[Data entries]

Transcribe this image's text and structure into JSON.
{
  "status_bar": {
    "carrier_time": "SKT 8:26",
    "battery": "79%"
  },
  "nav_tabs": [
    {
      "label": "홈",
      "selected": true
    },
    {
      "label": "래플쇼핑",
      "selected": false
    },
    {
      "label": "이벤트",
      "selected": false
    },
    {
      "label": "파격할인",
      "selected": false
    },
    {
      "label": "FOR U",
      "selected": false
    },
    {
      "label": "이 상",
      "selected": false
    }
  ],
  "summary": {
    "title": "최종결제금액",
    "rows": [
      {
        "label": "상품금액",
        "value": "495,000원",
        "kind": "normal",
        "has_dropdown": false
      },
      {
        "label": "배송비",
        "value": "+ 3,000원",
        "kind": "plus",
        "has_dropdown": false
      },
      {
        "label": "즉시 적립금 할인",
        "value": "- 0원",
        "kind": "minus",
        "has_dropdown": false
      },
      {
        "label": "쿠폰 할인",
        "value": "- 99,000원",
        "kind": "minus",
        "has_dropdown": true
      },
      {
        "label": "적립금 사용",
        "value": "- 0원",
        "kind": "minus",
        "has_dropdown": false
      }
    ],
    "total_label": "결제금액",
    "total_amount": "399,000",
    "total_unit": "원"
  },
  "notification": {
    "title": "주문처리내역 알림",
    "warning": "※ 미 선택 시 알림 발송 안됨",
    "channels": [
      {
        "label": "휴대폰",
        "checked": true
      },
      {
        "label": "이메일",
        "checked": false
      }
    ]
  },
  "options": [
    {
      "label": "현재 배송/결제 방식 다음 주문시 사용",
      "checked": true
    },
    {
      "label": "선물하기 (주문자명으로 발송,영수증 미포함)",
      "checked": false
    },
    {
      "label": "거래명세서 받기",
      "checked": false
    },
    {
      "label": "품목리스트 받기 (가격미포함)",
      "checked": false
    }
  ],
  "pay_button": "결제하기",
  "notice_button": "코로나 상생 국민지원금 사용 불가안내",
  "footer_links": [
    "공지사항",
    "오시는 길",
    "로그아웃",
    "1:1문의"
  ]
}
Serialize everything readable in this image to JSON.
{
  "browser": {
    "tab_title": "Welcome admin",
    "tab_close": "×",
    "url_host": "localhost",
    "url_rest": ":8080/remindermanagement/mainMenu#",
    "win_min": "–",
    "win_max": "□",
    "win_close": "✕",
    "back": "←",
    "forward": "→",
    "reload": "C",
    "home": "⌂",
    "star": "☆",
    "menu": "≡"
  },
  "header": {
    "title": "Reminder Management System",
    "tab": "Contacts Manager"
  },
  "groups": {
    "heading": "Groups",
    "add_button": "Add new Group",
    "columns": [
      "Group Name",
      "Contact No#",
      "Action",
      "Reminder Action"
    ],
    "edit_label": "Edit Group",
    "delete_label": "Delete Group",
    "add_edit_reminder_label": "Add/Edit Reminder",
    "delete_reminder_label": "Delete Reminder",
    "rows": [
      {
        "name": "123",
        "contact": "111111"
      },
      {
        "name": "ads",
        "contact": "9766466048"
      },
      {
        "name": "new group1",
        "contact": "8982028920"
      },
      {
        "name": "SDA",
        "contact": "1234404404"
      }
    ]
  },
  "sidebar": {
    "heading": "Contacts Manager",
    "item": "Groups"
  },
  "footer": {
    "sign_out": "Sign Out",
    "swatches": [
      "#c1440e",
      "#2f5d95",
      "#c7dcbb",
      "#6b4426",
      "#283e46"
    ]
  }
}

Exercise requirements »
Write all of the records out again exactly.

Answer to this exercise »
Transcribe this image's text and structure into JSON.
{
  "status_bar": {
    "carrier_time": "SKT 8:26",
    "battery": "79%"
  },
  "nav_tabs": [
    {
      "label": "홈",
      "selected": true
    },
    {
      "label": "래플쇼핑",
      "selected": false
    },
    {
      "label": "이벤트",
      "selected": false
    },
    {
      "label": "파격할인",
      "selected": false
    },
    {
      "label": "FOR U",
      "selected": false
    },
    {
      "label": "이 상",
      "selected": false
    }
  ],
  "summary": {
    "title": "최종결제금액",
    "rows": [
      {
        "label": "상품금액",
        "value": "495,000원",
        "kind": "normal",
        "has_dropdown": false
      },
      {
        "label": "배송비",
        "value": "+ 3,000원",
        "kind": "plus",
        "has_dropdown": false
      },
      {
        "label": "즉시 적립금 할인",
        "value": "- 0원",
        "kind": "minus",
        "has_dropdown": false
      },
      {
        "label": "쿠폰 할인",
        "value": "- 99,000원",
        "kind": "minus",
        "has_dropdown": true
      },
      {
        "label": "적립금 사용",
        "value": "- 0원",
        "kind": "minus",
        "has_dropdown": false
      }
    ],
    "total_label": "결제금액",
    "total_amount": "399,000",
    "total_unit": "원"
  },
  "notification": {
    "title": "주문처리내역 알림",
    "warning": "※ 미 선택 시 알림 발송 안됨",
    "channels": [
      {
        "label": "휴대폰",
        "checked": true
      },
      {
        "label": "이메일",
        "checked": false
      }
    ]
  },
  "options": [
    {
      "label": "현재 배송/결제 방식 다음 주문시 사용",
      "checked": true
    },
    {
      "label": "선물하기 (주문자명으로 발송,영수증 미포함)",
      "checked": false
    },
    {
      "label": "거래명세서 받기",
      "checked": false
    },
    {
      "label": "품목리스트 받기 (가격미포함)",
      "checked": false
    }
  ],
  "pay_button": "결제하기",
  "notice_button": "코로나 상생 국민지원금 사용 불가안내",
  "footer_links": [
    "공지사항",
    "오시는 길",
    "로그아웃",
    "1:1문의"
  ]
}
Serialize everything readable in this image to JSON.
{
  "browser": {
    "tab_title": "Welcome admin",
    "tab_close": "×",
    "url_host": "localhost",
    "url_rest": ":8080/remindermanagement/mainMenu#",
    "win_min": "–",
    "win_max": "□",
    "win_close": "✕",
    "back": "←",
    "forward": "→",
    "reload": "C",
    "home": "⌂",
    "star": "☆",
    "menu": "≡"
  },
  "header": {
    "title": "Reminder Management System",
    "tab": "Contacts Manager"
  },
  "groups": {
    "heading": "Groups",
    "add_button": "Add new Group",
    "columns": [
      "Group Name",
      "Contact No#",
      "Action",
      "Reminder Action"
    ],
    "edit_label": "Edit Group",
    "delete_label": "Delete Group",
    "add_edit_reminder_label": "Add/Edit Reminder",
    "delete_reminder_label": "Delete Reminder",
    "rows": [
      {
        "name": "123",
        "contact": "111111"
      },
      {
        "name": "ads",
        "contact": "9766466048"
      },
      {
        "name": "new group1",
        "contact": "8982028920"
      },
      {
        "name": "SDA",
        "contact": "1234404404"
      }
    ]
  },
  "sidebar": {
    "heading": "Contacts Manager",
    "item": "Groups"
  },
  "footer": {
    "sign_out": "Sign Out",
    "swatches": [
      "#c1440e",
      "#2f5d95",
      "#c7dcbb",
      "#6b4426",
      "#283e46"
    ]
  }
}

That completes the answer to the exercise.